- **YOUR OBJECTIVE**:
Copy every one of the items below word for word, leaving out the pictures.

- **RAW DATA**:
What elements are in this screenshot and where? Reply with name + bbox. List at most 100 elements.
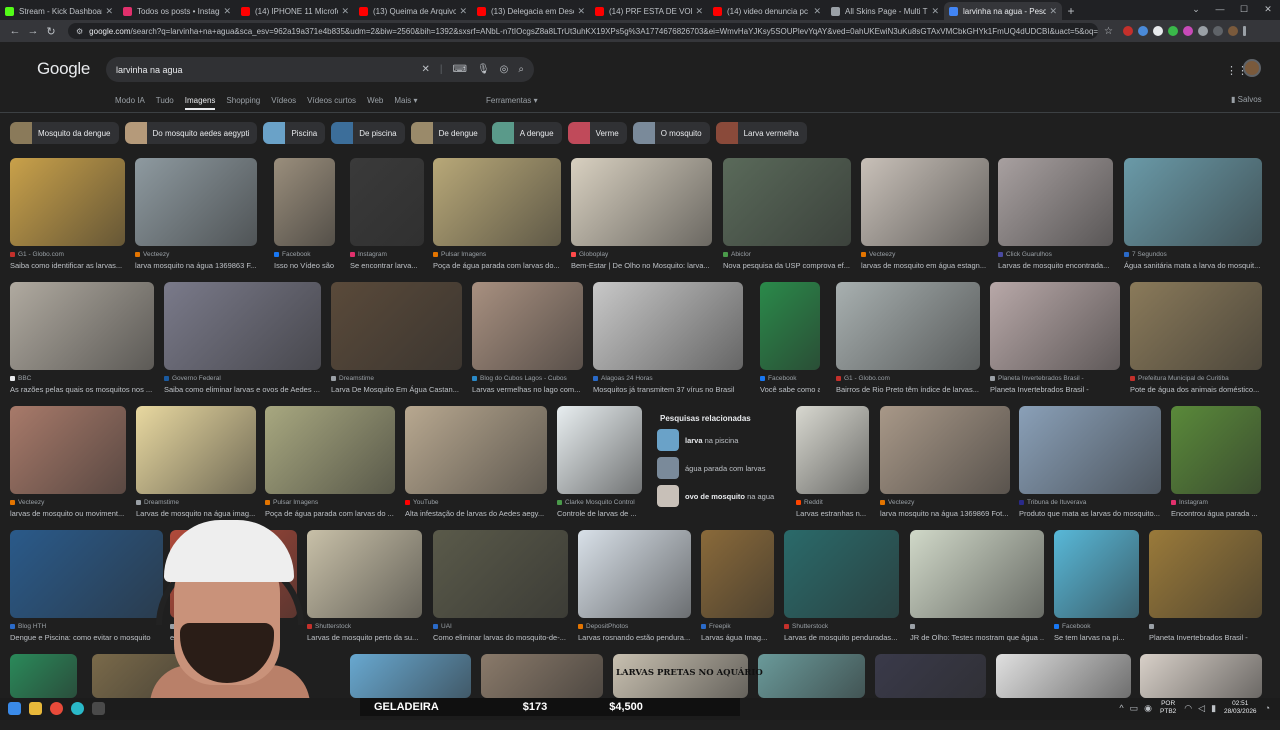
result-thumbnail[interactable] xyxy=(433,530,568,618)
image-result[interactable]: DepositPhotos Larvas rosnando estão pendu… xyxy=(578,530,691,650)
browser-tab[interactable]: (13) Queima de Arquivos | LEG✕ xyxy=(354,2,472,20)
result-thumbnail[interactable] xyxy=(760,282,820,370)
result-source[interactable]: Dreamstime xyxy=(136,499,256,506)
result-caption[interactable]: Nova pesquisa da USP comprova ef... xyxy=(723,261,851,270)
image-result[interactable]: Facebook Você sabe como a... xyxy=(760,282,820,402)
browser-tab[interactable]: (14) video denuncia pc - YouTu✕ xyxy=(708,2,826,20)
search-input[interactable]: larvinha na agua xyxy=(116,65,412,75)
new-tab-button[interactable]: + xyxy=(1062,2,1080,20)
image-result[interactable]: Governo Federal Saiba como eliminar larva… xyxy=(164,282,321,402)
result-source[interactable]: Vecteezy xyxy=(135,251,257,258)
image-result[interactable]: Planeta Invertebrados Brasil - Planeta In… xyxy=(990,282,1120,402)
site-info-icon[interactable]: ⚙ xyxy=(76,27,83,36)
result-thumbnail[interactable] xyxy=(1124,158,1262,246)
result-caption[interactable]: Saiba como eliminar larvas e ovos de Aed… xyxy=(164,385,321,394)
extension-icon[interactable] xyxy=(1212,26,1223,36)
result-thumbnail[interactable] xyxy=(1054,530,1139,618)
saved-button[interactable]: ▮ Salvos xyxy=(1231,95,1262,104)
result-source[interactable]: Pulsar Imagens xyxy=(433,251,561,258)
tab-modo-ia[interactable]: Modo IA xyxy=(115,96,145,110)
file-explorer-icon[interactable] xyxy=(29,702,42,715)
tab-v-deos[interactable]: Vídeos xyxy=(271,96,296,110)
result-source[interactable]: Vecteezy xyxy=(10,499,126,506)
result-thumbnail[interactable] xyxy=(796,406,869,494)
result-caption[interactable]: Larvas vermelhas no lago com... xyxy=(472,385,583,394)
result-thumbnail[interactable] xyxy=(880,406,1010,494)
refinement-chip[interactable]: Verme xyxy=(567,122,627,144)
result-caption[interactable]: Isso no Vídeo são l... xyxy=(274,261,335,270)
result-thumbnail[interactable] xyxy=(990,282,1120,370)
result-source[interactable]: UAI xyxy=(433,623,568,630)
result-caption[interactable]: Você sabe como a... xyxy=(760,385,820,394)
result-source[interactable]: Shutterstock xyxy=(307,623,422,630)
tab-web[interactable]: Web xyxy=(367,96,383,110)
clear-icon[interactable]: ✕ xyxy=(422,64,430,75)
microphone-icon[interactable]: 🎙 xyxy=(477,64,490,75)
refinement-chip[interactable]: Larva vermelha xyxy=(715,122,807,144)
result-source[interactable]: Governo Federal xyxy=(164,375,321,382)
result-caption[interactable]: Bem-Estar | De Olho no Mosquito: larva..… xyxy=(571,261,712,270)
result-thumbnail[interactable] xyxy=(836,282,980,370)
result-thumbnail[interactable] xyxy=(136,406,256,494)
result-source[interactable]: Facebook xyxy=(1054,623,1139,630)
result-source[interactable]: DepositPhotos xyxy=(578,623,691,630)
tab-close-icon[interactable]: ✕ xyxy=(931,6,939,17)
tab-close-icon[interactable]: ✕ xyxy=(223,6,231,17)
extension-icon[interactable] xyxy=(1152,26,1163,36)
result-caption[interactable]: Larvas estranhas n... xyxy=(796,509,869,518)
extension-icon[interactable] xyxy=(1122,26,1133,36)
image-result[interactable]: Prefeitura Municipal de Curitiba Pote de … xyxy=(1130,282,1262,402)
result-source[interactable]: Blog HTH xyxy=(10,623,163,630)
related-search-item[interactable]: ovo de mosquito na agua xyxy=(657,485,787,507)
result-source[interactable] xyxy=(1149,623,1262,630)
result-source[interactable]: Click Guarulhos xyxy=(998,251,1113,258)
result-source[interactable]: Tribuna de Ituverava xyxy=(1019,499,1161,506)
browser-tab[interactable]: Todos os posts • Instagram✕ xyxy=(118,2,236,20)
related-search-item[interactable]: larva na piscina xyxy=(657,429,787,451)
minimize-icon[interactable]: — xyxy=(1208,0,1232,18)
result-source[interactable]: Vecteezy xyxy=(880,499,1010,506)
result-source[interactable]: Shutterstock xyxy=(784,623,899,630)
profile-avatar[interactable] xyxy=(1227,26,1238,36)
image-result[interactable]: Blog HTH Dengue e Piscina: como evitar o … xyxy=(10,530,163,650)
result-caption[interactable]: Controle de larvas de ... xyxy=(557,509,642,518)
lens-icon[interactable]: ◎ xyxy=(500,64,509,75)
image-result[interactable]: Shutterstock Larvas de mosquito pendurada… xyxy=(784,530,899,650)
chevron-up-icon[interactable]: ^ xyxy=(1119,703,1123,714)
account-avatar[interactable] xyxy=(1243,59,1261,77)
tab-close-icon[interactable]: ✕ xyxy=(105,6,113,17)
display-icon[interactable]: ▭ xyxy=(1130,703,1139,714)
refinement-chip[interactable]: De dengue xyxy=(410,122,486,144)
result-thumbnail[interactable] xyxy=(350,158,424,246)
result-source[interactable]: Alagoas 24 Horas xyxy=(593,375,743,382)
tab-close-icon[interactable]: ✕ xyxy=(695,6,703,17)
browser-tab[interactable]: larvinha na agua - Pesquisa Go✕ xyxy=(944,2,1062,20)
refinement-chip[interactable]: O mosquito xyxy=(632,122,710,144)
result-thumbnail[interactable] xyxy=(10,654,77,698)
refinement-chip[interactable]: De piscina xyxy=(331,122,405,144)
result-thumbnail[interactable] xyxy=(758,654,865,698)
result-source[interactable]: Globoplay xyxy=(571,251,712,258)
result-caption[interactable]: Produto que mata as larvas do mosquito..… xyxy=(1019,509,1161,518)
result-thumbnail[interactable] xyxy=(578,530,691,618)
result-source[interactable]: Planeta Invertebrados Brasil - xyxy=(990,375,1120,382)
app-icon[interactable] xyxy=(92,702,105,715)
browser-tab[interactable]: All Skins Page - Multi Theft Au✕ xyxy=(826,2,944,20)
image-result[interactable]: Tribuna de Ituverava Produto que mata as … xyxy=(1019,406,1161,526)
result-source[interactable]: Facebook xyxy=(274,251,335,258)
reload-icon[interactable]: ↻ xyxy=(42,25,60,38)
result-thumbnail[interactable] xyxy=(701,530,774,618)
chrome-icon[interactable] xyxy=(50,702,63,715)
result-source[interactable]: Instagram xyxy=(1171,499,1261,506)
result-thumbnail[interactable] xyxy=(1130,282,1262,370)
tab-close-icon[interactable]: ✕ xyxy=(459,6,467,17)
close-icon[interactable]: ✕ xyxy=(1256,0,1280,18)
result-caption[interactable]: Dengue e Piscina: como evitar o mosquito xyxy=(10,633,163,642)
result-thumbnail[interactable] xyxy=(307,530,422,618)
windows-start-icon[interactable] xyxy=(8,702,21,715)
keyboard-icon[interactable]: ⌨ xyxy=(453,64,467,75)
result-thumbnail[interactable] xyxy=(265,406,395,494)
result-thumbnail[interactable] xyxy=(996,654,1131,698)
result-thumbnail[interactable] xyxy=(557,406,642,494)
browser-tab[interactable]: (13) Delegacia em Desordem |✕ xyxy=(472,2,590,20)
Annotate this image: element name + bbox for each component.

- **EXERCISE ANSWER**:
What elements are in this screenshot and where? Reply with name + bbox. List at most 100 elements.
result-thumbnail[interactable] xyxy=(433,530,568,618)
image-result[interactable]: DepositPhotos Larvas rosnando estão pendu… xyxy=(578,530,691,650)
browser-tab[interactable]: (13) Queima de Arquivos | LEG✕ xyxy=(354,2,472,20)
result-thumbnail[interactable] xyxy=(760,282,820,370)
result-source[interactable]: Dreamstime xyxy=(136,499,256,506)
result-caption[interactable]: Nova pesquisa da USP comprova ef... xyxy=(723,261,851,270)
image-result[interactable]: Facebook Você sabe como a... xyxy=(760,282,820,402)
browser-tab[interactable]: (14) video denuncia pc - YouTu✕ xyxy=(708,2,826,20)
search-input[interactable]: larvinha na agua xyxy=(116,65,412,75)
new-tab-button[interactable]: + xyxy=(1062,2,1080,20)
image-result[interactable]: Governo Federal Saiba como eliminar larva… xyxy=(164,282,321,402)
result-source[interactable]: Vecteezy xyxy=(135,251,257,258)
image-result[interactable]: Planeta Invertebrados Brasil - Planeta In… xyxy=(990,282,1120,402)
site-info-icon[interactable]: ⚙ xyxy=(76,27,83,36)
result-thumbnail[interactable] xyxy=(1124,158,1262,246)
result-caption[interactable]: Saiba como eliminar larvas e ovos de Aed… xyxy=(164,385,321,394)
extension-icon[interactable] xyxy=(1212,26,1223,36)
result-thumbnail[interactable] xyxy=(1054,530,1139,618)
saved-button[interactable]: ▮ Salvos xyxy=(1231,95,1262,104)
result-source[interactable]: Pulsar Imagens xyxy=(433,251,561,258)
tab-modo-ia[interactable]: Modo IA xyxy=(115,96,145,110)
file-explorer-icon[interactable] xyxy=(29,702,42,715)
tab-v-deos[interactable]: Vídeos xyxy=(271,96,296,110)
result-source[interactable]: Vecteezy xyxy=(10,499,126,506)
result-thumbnail[interactable] xyxy=(796,406,869,494)
result-caption[interactable]: Larvas vermelhas no lago com... xyxy=(472,385,583,394)
result-thumbnail[interactable] xyxy=(880,406,1010,494)
refinement-chip[interactable]: Verme xyxy=(567,122,627,144)
result-caption[interactable]: Isso no Vídeo são l... xyxy=(274,261,335,270)
result-thumbnail[interactable] xyxy=(990,282,1120,370)
result-source[interactable]: UAI xyxy=(433,623,568,630)
result-caption[interactable]: Você sabe como a... xyxy=(760,385,820,394)
result-source[interactable]: Shutterstock xyxy=(307,623,422,630)
tab-web[interactable]: Web xyxy=(367,96,383,110)
clear-icon[interactable]: ✕ xyxy=(422,64,430,75)
microphone-icon[interactable]: 🎙 xyxy=(477,64,490,75)
refinement-chip[interactable]: Larva vermelha xyxy=(715,122,807,144)
result-source[interactable]: Governo Federal xyxy=(164,375,321,382)
result-caption[interactable]: Bem-Estar | De Olho no Mosquito: larva..… xyxy=(571,261,712,270)
result-thumbnail[interactable] xyxy=(836,282,980,370)
result-thumbnail[interactable] xyxy=(136,406,256,494)
result-source[interactable]: Facebook xyxy=(1054,623,1139,630)
result-source[interactable]: DepositPhotos xyxy=(578,623,691,630)
tab-close-icon[interactable]: ✕ xyxy=(931,6,939,17)
tab-close-icon[interactable]: ✕ xyxy=(223,6,231,17)
extension-icon[interactable] xyxy=(1152,26,1163,36)
result-caption[interactable]: Larvas estranhas n... xyxy=(796,509,869,518)
extension-icon[interactable] xyxy=(1122,26,1133,36)
image-result[interactable]: Prefeitura Municipal de Curitiba Pote de … xyxy=(1130,282,1262,402)
result-source[interactable]: Blog HTH xyxy=(10,623,163,630)
related-search-item[interactable]: ovo de mosquito na agua xyxy=(657,485,787,507)
result-source[interactable] xyxy=(1149,623,1262,630)
result-source[interactable]: Click Guarulhos xyxy=(998,251,1113,258)
result-source[interactable]: Tribuna de Ituverava xyxy=(1019,499,1161,506)
browser-tab[interactable]: Todos os posts • Instagram✕ xyxy=(118,2,236,20)
related-search-item[interactable]: larva na piscina xyxy=(657,429,787,451)
minimize-icon[interactable]: — xyxy=(1208,0,1232,18)
result-source[interactable]: Vecteezy xyxy=(880,499,1010,506)
result-source[interactable]: Shutterstock xyxy=(784,623,899,630)
profile-avatar[interactable] xyxy=(1227,26,1238,36)
image-result[interactable]: Blog HTH Dengue e Piscina: como evitar o … xyxy=(10,530,163,650)
result-caption[interactable]: Controle de larvas de ... xyxy=(557,509,642,518)
lens-icon[interactable]: ◎ xyxy=(500,64,509,75)
image-result[interactable]: Shutterstock Larvas de mosquito pendurada… xyxy=(784,530,899,650)
chevron-up-icon[interactable]: ^ xyxy=(1119,703,1123,714)
account-avatar[interactable] xyxy=(1243,59,1261,77)
tab-close-icon[interactable]: ✕ xyxy=(105,6,113,17)
display-icon[interactable]: ▭ xyxy=(1130,703,1139,714)
refinement-chip[interactable]: De dengue xyxy=(410,122,486,144)
result-thumbnail[interactable] xyxy=(350,158,424,246)
result-source[interactable]: Alagoas 24 Horas xyxy=(593,375,743,382)
tab-close-icon[interactable]: ✕ xyxy=(695,6,703,17)
browser-tab[interactable]: larvinha na agua - Pesquisa Go✕ xyxy=(944,2,1062,20)
refinement-chip[interactable]: O mosquito xyxy=(632,122,710,144)
result-thumbnail[interactable] xyxy=(10,654,77,698)
refinement-chip[interactable]: De piscina xyxy=(331,122,405,144)
result-thumbnail[interactable] xyxy=(758,654,865,698)
result-source[interactable]: Globoplay xyxy=(571,251,712,258)
result-caption[interactable]: Produto que mata as larvas do mosquito..… xyxy=(1019,509,1161,518)
result-thumbnail[interactable] xyxy=(578,530,691,618)
result-source[interactable]: Planeta Invertebrados Brasil - xyxy=(990,375,1120,382)
app-icon[interactable] xyxy=(92,702,105,715)
browser-tab[interactable]: All Skins Page - Multi Theft Au✕ xyxy=(826,2,944,20)
image-result[interactable]: Tribuna de Ituverava Produto que mata as … xyxy=(1019,406,1161,526)
result-source[interactable]: Facebook xyxy=(274,251,335,258)
reload-icon[interactable]: ↻ xyxy=(42,25,60,38)
result-thumbnail[interactable] xyxy=(701,530,774,618)
chrome-icon[interactable] xyxy=(50,702,63,715)
result-source[interactable]: Instagram xyxy=(1171,499,1261,506)
result-thumbnail[interactable] xyxy=(1130,282,1262,370)
tab-close-icon[interactable]: ✕ xyxy=(459,6,467,17)
close-icon[interactable]: ✕ xyxy=(1256,0,1280,18)
result-caption[interactable]: Dengue e Piscina: como evitar o mosquito xyxy=(10,633,163,642)
result-thumbnail[interactable] xyxy=(307,530,422,618)
windows-start-icon[interactable] xyxy=(8,702,21,715)
keyboard-icon[interactable]: ⌨ xyxy=(453,64,467,75)
result-thumbnail[interactable] xyxy=(265,406,395,494)
result-thumbnail[interactable] xyxy=(996,654,1131,698)
result-thumbnail[interactable] xyxy=(557,406,642,494)
browser-tab[interactable]: (13) Delegacia em Desordem |✕ xyxy=(472,2,590,20)
Annotate this image: element name + bbox for each component.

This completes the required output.